YOUR GOAL
Search the data below for the word "Silva" and copy each line that holds it.
>> START
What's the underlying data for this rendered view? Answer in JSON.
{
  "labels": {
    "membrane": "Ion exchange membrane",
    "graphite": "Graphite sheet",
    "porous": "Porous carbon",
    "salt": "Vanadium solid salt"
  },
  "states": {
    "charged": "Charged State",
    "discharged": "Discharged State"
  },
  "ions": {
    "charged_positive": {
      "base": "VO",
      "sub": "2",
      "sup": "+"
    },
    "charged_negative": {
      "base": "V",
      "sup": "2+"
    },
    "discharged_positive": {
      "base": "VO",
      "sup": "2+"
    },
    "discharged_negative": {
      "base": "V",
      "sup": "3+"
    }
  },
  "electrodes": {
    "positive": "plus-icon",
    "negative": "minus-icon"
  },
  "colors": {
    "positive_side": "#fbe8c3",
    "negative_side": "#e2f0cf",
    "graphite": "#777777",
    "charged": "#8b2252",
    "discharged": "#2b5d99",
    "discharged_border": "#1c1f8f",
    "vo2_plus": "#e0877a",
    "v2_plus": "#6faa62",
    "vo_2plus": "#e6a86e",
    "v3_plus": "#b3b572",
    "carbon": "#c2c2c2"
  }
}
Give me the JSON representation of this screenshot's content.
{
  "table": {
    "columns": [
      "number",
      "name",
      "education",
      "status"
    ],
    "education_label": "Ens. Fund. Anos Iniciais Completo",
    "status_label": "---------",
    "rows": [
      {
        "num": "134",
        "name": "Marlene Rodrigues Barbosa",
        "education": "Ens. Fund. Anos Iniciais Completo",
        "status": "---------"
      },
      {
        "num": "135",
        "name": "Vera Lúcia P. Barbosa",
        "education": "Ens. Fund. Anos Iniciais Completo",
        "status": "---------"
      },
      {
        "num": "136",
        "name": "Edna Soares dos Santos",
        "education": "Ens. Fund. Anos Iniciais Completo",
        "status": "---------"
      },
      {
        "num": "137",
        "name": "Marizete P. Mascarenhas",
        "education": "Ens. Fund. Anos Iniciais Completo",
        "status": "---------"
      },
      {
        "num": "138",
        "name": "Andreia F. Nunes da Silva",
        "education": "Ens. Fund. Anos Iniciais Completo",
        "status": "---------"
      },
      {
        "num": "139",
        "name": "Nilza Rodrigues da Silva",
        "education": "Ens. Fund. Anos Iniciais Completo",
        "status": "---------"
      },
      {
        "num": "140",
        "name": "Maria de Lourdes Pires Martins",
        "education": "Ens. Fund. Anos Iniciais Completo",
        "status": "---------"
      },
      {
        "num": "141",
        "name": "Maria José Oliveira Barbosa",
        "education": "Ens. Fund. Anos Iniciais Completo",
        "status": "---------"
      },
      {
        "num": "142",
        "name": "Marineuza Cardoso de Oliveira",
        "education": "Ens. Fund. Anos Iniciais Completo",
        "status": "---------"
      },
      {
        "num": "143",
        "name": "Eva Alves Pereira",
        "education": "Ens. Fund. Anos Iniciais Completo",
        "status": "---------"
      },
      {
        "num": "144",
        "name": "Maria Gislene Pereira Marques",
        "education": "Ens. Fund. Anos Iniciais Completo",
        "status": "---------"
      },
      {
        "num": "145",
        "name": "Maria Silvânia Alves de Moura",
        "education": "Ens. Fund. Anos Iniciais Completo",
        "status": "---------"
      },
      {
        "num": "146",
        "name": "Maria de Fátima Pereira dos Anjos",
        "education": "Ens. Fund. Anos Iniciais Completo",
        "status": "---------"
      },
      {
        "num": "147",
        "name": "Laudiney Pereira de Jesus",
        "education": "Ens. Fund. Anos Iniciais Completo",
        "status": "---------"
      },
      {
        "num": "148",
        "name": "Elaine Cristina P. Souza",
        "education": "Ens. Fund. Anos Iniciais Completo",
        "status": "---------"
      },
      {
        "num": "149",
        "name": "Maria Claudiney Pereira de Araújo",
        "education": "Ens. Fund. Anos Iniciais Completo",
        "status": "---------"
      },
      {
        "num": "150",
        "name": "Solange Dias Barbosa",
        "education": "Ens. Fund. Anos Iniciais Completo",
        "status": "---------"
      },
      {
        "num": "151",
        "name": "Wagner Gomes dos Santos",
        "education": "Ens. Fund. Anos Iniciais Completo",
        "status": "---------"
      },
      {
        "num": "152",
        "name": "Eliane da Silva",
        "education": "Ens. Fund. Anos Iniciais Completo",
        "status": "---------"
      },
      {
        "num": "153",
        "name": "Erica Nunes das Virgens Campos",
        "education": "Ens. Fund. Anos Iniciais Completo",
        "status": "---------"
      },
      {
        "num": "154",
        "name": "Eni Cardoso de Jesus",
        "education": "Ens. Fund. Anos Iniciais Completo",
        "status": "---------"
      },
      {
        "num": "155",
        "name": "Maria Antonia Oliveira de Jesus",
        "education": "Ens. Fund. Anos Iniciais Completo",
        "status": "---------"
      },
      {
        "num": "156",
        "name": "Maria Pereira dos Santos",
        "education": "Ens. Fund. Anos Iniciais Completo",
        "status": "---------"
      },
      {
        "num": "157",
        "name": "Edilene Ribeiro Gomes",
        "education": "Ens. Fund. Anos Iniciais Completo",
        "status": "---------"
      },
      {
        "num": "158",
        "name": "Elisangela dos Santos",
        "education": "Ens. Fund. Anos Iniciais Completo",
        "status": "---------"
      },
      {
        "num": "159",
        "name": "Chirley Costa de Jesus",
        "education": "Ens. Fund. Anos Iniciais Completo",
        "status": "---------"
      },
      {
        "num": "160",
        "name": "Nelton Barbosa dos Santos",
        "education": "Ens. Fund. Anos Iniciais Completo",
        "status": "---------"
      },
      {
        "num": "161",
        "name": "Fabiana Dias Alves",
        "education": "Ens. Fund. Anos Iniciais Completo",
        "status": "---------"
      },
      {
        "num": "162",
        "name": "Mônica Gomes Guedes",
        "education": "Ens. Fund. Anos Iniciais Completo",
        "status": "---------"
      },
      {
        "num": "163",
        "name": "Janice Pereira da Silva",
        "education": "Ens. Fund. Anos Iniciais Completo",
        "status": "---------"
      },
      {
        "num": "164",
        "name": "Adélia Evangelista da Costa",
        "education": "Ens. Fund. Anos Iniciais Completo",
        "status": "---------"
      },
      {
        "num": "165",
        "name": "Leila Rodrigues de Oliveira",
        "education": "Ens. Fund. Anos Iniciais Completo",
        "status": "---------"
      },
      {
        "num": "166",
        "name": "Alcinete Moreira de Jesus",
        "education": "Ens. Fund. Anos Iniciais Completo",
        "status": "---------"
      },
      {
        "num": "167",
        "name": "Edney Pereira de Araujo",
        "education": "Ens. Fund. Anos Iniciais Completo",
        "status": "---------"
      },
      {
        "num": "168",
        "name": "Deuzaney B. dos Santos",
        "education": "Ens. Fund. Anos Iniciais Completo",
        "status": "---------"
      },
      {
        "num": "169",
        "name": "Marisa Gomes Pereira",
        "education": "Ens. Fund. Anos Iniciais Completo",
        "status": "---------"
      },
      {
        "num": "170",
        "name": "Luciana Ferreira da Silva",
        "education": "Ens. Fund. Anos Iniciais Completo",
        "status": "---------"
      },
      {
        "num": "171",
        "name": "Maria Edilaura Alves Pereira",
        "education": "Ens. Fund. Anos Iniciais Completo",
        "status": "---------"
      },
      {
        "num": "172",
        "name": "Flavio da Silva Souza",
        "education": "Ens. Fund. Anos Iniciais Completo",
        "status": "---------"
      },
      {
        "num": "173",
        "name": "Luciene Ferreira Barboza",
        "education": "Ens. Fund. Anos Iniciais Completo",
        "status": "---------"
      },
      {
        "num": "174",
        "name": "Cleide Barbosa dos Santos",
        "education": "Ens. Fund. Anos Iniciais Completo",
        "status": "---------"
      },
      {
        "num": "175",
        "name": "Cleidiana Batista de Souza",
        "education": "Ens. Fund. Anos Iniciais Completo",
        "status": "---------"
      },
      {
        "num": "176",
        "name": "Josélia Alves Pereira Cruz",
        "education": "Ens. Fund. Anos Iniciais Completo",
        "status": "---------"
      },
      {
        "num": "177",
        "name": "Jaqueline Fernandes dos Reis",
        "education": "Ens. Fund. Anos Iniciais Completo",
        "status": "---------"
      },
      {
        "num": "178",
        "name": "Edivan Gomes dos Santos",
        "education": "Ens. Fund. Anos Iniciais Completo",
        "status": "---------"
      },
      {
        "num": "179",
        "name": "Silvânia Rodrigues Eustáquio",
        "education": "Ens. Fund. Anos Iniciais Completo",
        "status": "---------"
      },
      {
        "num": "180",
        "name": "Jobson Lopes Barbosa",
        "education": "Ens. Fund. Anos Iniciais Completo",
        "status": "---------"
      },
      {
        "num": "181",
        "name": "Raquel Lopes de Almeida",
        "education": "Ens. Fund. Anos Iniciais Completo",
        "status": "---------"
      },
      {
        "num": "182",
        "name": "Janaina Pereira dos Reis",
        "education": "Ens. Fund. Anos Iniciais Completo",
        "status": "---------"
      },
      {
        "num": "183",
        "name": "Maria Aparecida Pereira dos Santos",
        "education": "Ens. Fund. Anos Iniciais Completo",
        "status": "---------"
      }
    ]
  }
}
>> END
THE REPLY
        "name": "Andreia F. Nunes da Silva",
        "name": "Nilza Rodrigues da Silva",
        "name": "Eliane da Silva",
        "name": "Janice Pereira da Silva",
        "name": "Luciana Ferreira da Silva",
        "name": "Flavio da Silva Souza",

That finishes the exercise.